* **INSTRUCTIONS FOR THE TASK**:
Gather up every line that includes the string "Explanation".
------------------------------------
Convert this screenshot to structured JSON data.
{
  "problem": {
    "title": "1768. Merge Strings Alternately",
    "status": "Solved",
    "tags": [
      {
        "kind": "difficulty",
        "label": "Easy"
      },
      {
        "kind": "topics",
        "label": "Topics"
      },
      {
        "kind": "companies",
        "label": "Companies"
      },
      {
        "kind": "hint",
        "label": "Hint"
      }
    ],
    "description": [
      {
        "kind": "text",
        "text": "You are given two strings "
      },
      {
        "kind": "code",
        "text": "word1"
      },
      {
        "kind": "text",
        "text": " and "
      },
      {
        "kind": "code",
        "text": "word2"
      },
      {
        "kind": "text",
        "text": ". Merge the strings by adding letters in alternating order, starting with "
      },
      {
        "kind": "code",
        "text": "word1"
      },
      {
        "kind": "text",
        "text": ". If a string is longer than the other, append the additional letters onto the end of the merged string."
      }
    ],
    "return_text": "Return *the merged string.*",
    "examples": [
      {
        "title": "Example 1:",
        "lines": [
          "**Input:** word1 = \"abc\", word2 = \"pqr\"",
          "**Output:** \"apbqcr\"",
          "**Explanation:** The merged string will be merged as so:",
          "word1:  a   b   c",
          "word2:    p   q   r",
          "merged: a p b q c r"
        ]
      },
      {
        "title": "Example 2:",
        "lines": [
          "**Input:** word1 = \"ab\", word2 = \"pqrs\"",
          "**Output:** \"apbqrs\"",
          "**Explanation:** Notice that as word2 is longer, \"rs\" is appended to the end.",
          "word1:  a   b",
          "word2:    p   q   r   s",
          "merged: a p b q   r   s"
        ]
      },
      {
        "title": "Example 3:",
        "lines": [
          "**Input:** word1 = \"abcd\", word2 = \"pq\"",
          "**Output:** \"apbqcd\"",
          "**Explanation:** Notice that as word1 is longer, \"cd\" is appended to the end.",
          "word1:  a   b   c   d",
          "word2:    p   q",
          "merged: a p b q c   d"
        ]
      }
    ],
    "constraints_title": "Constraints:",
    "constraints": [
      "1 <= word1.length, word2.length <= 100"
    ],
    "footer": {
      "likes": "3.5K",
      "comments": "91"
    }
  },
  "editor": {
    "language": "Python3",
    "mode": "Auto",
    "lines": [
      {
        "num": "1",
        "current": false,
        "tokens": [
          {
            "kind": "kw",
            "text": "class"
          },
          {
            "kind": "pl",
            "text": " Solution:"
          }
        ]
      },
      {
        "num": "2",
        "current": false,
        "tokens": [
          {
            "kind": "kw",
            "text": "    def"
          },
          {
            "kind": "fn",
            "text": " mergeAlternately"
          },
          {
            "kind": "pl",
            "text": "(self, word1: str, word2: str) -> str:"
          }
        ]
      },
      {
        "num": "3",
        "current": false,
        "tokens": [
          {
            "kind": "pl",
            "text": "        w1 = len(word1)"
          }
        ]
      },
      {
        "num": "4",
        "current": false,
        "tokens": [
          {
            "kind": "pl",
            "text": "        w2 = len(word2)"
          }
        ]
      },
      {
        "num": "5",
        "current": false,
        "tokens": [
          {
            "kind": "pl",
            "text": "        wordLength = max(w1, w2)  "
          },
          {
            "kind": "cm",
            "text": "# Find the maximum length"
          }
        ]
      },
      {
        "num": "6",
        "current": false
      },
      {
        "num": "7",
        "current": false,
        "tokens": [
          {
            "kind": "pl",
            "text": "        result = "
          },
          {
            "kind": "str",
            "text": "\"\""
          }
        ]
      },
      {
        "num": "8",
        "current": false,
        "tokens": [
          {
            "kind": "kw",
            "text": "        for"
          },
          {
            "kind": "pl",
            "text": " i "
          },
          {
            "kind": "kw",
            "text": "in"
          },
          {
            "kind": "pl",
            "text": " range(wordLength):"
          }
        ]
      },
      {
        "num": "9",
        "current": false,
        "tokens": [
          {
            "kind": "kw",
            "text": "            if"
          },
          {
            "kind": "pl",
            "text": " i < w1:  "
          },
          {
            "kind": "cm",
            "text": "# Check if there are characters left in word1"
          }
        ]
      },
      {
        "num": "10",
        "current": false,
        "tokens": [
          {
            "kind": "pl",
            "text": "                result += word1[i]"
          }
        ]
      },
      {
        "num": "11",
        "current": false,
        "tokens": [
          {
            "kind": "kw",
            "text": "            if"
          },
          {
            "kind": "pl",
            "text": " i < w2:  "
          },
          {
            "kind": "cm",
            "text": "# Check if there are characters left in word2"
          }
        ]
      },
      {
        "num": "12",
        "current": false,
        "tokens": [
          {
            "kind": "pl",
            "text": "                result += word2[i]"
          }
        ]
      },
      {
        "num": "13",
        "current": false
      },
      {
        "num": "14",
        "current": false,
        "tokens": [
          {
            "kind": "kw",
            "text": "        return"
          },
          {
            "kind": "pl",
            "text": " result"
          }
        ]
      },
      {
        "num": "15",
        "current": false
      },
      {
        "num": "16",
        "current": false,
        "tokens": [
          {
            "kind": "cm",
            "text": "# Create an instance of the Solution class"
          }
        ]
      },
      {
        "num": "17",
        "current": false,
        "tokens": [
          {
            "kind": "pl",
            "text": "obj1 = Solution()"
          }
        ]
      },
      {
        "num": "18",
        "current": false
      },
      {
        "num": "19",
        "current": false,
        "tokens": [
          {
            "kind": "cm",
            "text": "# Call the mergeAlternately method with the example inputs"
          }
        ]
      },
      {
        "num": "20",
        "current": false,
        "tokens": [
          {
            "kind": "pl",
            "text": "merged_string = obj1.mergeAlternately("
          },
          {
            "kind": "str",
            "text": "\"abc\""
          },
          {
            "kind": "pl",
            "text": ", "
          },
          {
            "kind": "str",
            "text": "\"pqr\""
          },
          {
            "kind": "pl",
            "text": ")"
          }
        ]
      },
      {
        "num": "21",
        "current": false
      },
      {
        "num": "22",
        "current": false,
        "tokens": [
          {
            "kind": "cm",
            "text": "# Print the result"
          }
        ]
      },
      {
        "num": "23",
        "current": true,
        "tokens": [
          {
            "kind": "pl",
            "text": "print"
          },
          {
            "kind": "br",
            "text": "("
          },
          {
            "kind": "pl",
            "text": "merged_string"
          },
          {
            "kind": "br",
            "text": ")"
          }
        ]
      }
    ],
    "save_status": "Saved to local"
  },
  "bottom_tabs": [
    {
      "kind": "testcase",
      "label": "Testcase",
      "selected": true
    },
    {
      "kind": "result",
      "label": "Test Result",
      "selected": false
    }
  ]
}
------------------------------------
* **TASK RESPONSE**:
          "**Explanation:** The merged string will be merged as so:",
          "**Explanation:** Notice that as word2 is longer, \"rs\" is appended to the end.",
          "**Explanation:** Notice that as word1 is longer, \"cd\" is appended to the end.",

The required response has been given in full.